§ EXERCISE INSTRUCTIONS
Print all of the lines exactly. Any picture among them stays out.

## begin DATASET ROWS

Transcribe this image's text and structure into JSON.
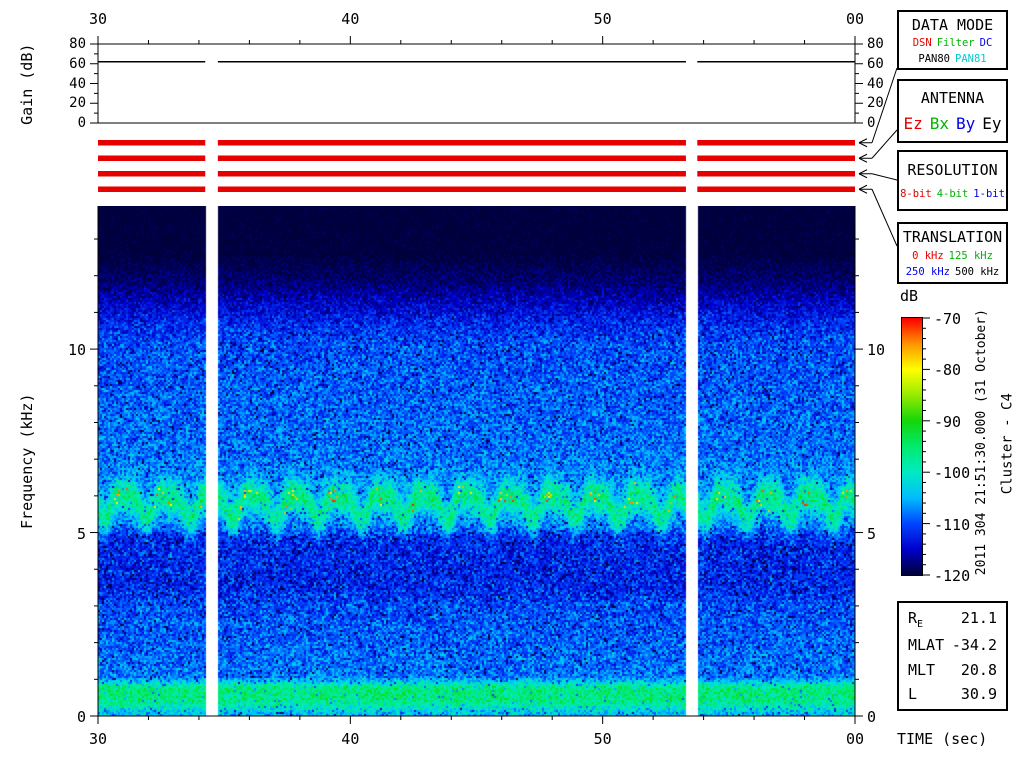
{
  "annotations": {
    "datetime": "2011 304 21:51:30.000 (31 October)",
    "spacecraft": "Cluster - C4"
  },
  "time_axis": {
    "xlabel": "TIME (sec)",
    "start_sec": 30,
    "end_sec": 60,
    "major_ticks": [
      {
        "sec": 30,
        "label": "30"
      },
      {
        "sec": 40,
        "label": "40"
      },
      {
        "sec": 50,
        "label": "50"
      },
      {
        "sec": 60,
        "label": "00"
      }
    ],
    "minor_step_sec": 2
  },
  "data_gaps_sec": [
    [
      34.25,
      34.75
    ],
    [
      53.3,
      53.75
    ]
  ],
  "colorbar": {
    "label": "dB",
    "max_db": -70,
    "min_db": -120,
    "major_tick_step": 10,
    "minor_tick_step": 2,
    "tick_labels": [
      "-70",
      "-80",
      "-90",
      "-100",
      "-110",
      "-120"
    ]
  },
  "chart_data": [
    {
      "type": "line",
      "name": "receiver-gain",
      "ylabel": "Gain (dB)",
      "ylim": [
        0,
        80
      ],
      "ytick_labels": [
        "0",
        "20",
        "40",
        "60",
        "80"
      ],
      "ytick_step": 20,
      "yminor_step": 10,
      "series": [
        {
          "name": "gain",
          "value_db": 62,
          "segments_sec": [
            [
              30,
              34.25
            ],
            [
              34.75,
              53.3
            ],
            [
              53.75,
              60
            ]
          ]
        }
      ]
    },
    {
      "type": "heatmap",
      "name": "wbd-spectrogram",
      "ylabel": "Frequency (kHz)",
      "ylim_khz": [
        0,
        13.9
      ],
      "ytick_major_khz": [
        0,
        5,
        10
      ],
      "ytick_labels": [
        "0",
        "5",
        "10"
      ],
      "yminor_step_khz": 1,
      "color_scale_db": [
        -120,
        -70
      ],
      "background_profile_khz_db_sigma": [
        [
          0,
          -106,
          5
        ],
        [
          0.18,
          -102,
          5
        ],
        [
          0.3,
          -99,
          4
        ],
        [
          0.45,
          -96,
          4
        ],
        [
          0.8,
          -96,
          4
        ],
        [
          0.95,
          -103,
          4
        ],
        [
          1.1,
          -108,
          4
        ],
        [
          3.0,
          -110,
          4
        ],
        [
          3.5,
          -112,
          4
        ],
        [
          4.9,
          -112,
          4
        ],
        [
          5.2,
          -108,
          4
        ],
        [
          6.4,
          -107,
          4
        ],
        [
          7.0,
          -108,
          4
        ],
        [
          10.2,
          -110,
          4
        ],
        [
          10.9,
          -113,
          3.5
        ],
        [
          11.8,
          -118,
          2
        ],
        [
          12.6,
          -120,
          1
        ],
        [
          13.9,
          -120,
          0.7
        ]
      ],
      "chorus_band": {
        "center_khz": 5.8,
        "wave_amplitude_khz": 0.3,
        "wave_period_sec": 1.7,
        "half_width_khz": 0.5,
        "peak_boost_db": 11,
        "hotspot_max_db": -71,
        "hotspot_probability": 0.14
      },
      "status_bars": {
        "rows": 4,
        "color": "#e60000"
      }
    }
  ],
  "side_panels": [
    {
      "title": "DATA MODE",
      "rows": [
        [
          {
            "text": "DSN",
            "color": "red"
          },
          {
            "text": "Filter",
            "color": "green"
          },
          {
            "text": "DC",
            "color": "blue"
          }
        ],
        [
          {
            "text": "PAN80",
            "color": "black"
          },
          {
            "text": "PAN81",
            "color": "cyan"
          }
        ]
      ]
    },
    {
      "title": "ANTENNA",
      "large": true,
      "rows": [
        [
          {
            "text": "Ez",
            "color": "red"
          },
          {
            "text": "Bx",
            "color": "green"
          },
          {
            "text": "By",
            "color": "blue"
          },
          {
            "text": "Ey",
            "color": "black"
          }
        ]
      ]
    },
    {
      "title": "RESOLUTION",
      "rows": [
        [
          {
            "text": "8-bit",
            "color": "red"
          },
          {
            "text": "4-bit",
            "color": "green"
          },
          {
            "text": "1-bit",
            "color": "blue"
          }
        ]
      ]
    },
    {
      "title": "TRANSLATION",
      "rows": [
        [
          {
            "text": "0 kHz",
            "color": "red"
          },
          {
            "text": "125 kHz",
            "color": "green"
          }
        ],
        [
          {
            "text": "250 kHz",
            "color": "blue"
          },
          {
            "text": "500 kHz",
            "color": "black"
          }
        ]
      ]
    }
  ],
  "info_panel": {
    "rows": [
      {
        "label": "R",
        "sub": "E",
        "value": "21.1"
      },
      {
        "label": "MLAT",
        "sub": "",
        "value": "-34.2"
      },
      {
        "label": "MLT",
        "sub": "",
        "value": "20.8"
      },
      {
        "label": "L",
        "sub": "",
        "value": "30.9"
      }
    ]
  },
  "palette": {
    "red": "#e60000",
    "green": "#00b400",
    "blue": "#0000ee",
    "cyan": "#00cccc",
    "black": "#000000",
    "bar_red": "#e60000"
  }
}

## end DATASET ROWS

§ ANSWER IN FULL
Transcribe this image's text and structure into JSON.
{
  "annotations": {
    "datetime": "2011 304 21:51:30.000 (31 October)",
    "spacecraft": "Cluster - C4"
  },
  "time_axis": {
    "xlabel": "TIME (sec)",
    "start_sec": 30,
    "end_sec": 60,
    "major_ticks": [
      {
        "sec": 30,
        "label": "30"
      },
      {
        "sec": 40,
        "label": "40"
      },
      {
        "sec": 50,
        "label": "50"
      },
      {
        "sec": 60,
        "label": "00"
      }
    ],
    "minor_step_sec": 2
  },
  "data_gaps_sec": [
    [
      34.25,
      34.75
    ],
    [
      53.3,
      53.75
    ]
  ],
  "colorbar": {
    "label": "dB",
    "max_db": -70,
    "min_db": -120,
    "major_tick_step": 10,
    "minor_tick_step": 2,
    "tick_labels": [
      "-70",
      "-80",
      "-90",
      "-100",
      "-110",
      "-120"
    ]
  },
  "chart_data": [
    {
      "type": "line",
      "name": "receiver-gain",
      "ylabel": "Gain (dB)",
      "ylim": [
        0,
        80
      ],
      "ytick_labels": [
        "0",
        "20",
        "40",
        "60",
        "80"
      ],
      "ytick_step": 20,
      "yminor_step": 10,
      "series": [
        {
          "name": "gain",
          "value_db": 62,
          "segments_sec": [
            [
              30,
              34.25
            ],
            [
              34.75,
              53.3
            ],
            [
              53.75,
              60
            ]
          ]
        }
      ]
    },
    {
      "type": "heatmap",
      "name": "wbd-spectrogram",
      "ylabel": "Frequency (kHz)",
      "ylim_khz": [
        0,
        13.9
      ],
      "ytick_major_khz": [
        0,
        5,
        10
      ],
      "ytick_labels": [
        "0",
        "5",
        "10"
      ],
      "yminor_step_khz": 1,
      "color_scale_db": [
        -120,
        -70
      ],
      "background_profile_khz_db_sigma": [
        [
          0,
          -106,
          5
        ],
        [
          0.18,
          -102,
          5
        ],
        [
          0.3,
          -99,
          4
        ],
        [
          0.45,
          -96,
          4
        ],
        [
          0.8,
          -96,
          4
        ],
        [
          0.95,
          -103,
          4
        ],
        [
          1.1,
          -108,
          4
        ],
        [
          3.0,
          -110,
          4
        ],
        [
          3.5,
          -112,
          4
        ],
        [
          4.9,
          -112,
          4
        ],
        [
          5.2,
          -108,
          4
        ],
        [
          6.4,
          -107,
          4
        ],
        [
          7.0,
          -108,
          4
        ],
        [
          10.2,
          -110,
          4
        ],
        [
          10.9,
          -113,
          3.5
        ],
        [
          11.8,
          -118,
          2
        ],
        [
          12.6,
          -120,
          1
        ],
        [
          13.9,
          -120,
          0.7
        ]
      ],
      "chorus_band": {
        "center_khz": 5.8,
        "wave_amplitude_khz": 0.3,
        "wave_period_sec": 1.7,
        "half_width_khz": 0.5,
        "peak_boost_db": 11,
        "hotspot_max_db": -71,
        "hotspot_probability": 0.14
      },
      "status_bars": {
        "rows": 4,
        "color": "#e60000"
      }
    }
  ],
  "side_panels": [
    {
      "title": "DATA MODE",
      "rows": [
        [
          {
            "text": "DSN",
            "color": "red"
          },
          {
            "text": "Filter",
            "color": "green"
          },
          {
            "text": "DC",
            "color": "blue"
          }
        ],
        [
          {
            "text": "PAN80",
            "color": "black"
          },
          {
            "text": "PAN81",
            "color": "cyan"
          }
        ]
      ]
    },
    {
      "title": "ANTENNA",
      "large": true,
      "rows": [
        [
          {
            "text": "Ez",
            "color": "red"
          },
          {
            "text": "Bx",
            "color": "green"
          },
          {
            "text": "By",
            "color": "blue"
          },
          {
            "text": "Ey",
            "color": "black"
          }
        ]
      ]
    },
    {
      "title": "RESOLUTION",
      "rows": [
        [
          {
            "text": "8-bit",
            "color": "red"
          },
          {
            "text": "4-bit",
            "color": "green"
          },
          {
            "text": "1-bit",
            "color": "blue"
          }
        ]
      ]
    },
    {
      "title": "TRANSLATION",
      "rows": [
        [
          {
            "text": "0 kHz",
            "color": "red"
          },
          {
            "text": "125 kHz",
            "color": "green"
          }
        ],
        [
          {
            "text": "250 kHz",
            "color": "blue"
          },
          {
            "text": "500 kHz",
            "color": "black"
          }
        ]
      ]
    }
  ],
  "info_panel": {
    "rows": [
      {
        "label": "R",
        "sub": "E",
        "value": "21.1"
      },
      {
        "label": "MLAT",
        "sub": "",
        "value": "-34.2"
      },
      {
        "label": "MLT",
        "sub": "",
        "value": "20.8"
      },
      {
        "label": "L",
        "sub": "",
        "value": "30.9"
      }
    ]
  },
  "palette": {
    "red": "#e60000",
    "green": "#00b400",
    "blue": "#0000ee",
    "cyan": "#00cccc",
    "black": "#000000",
    "bar_red": "#e60000"
  }
}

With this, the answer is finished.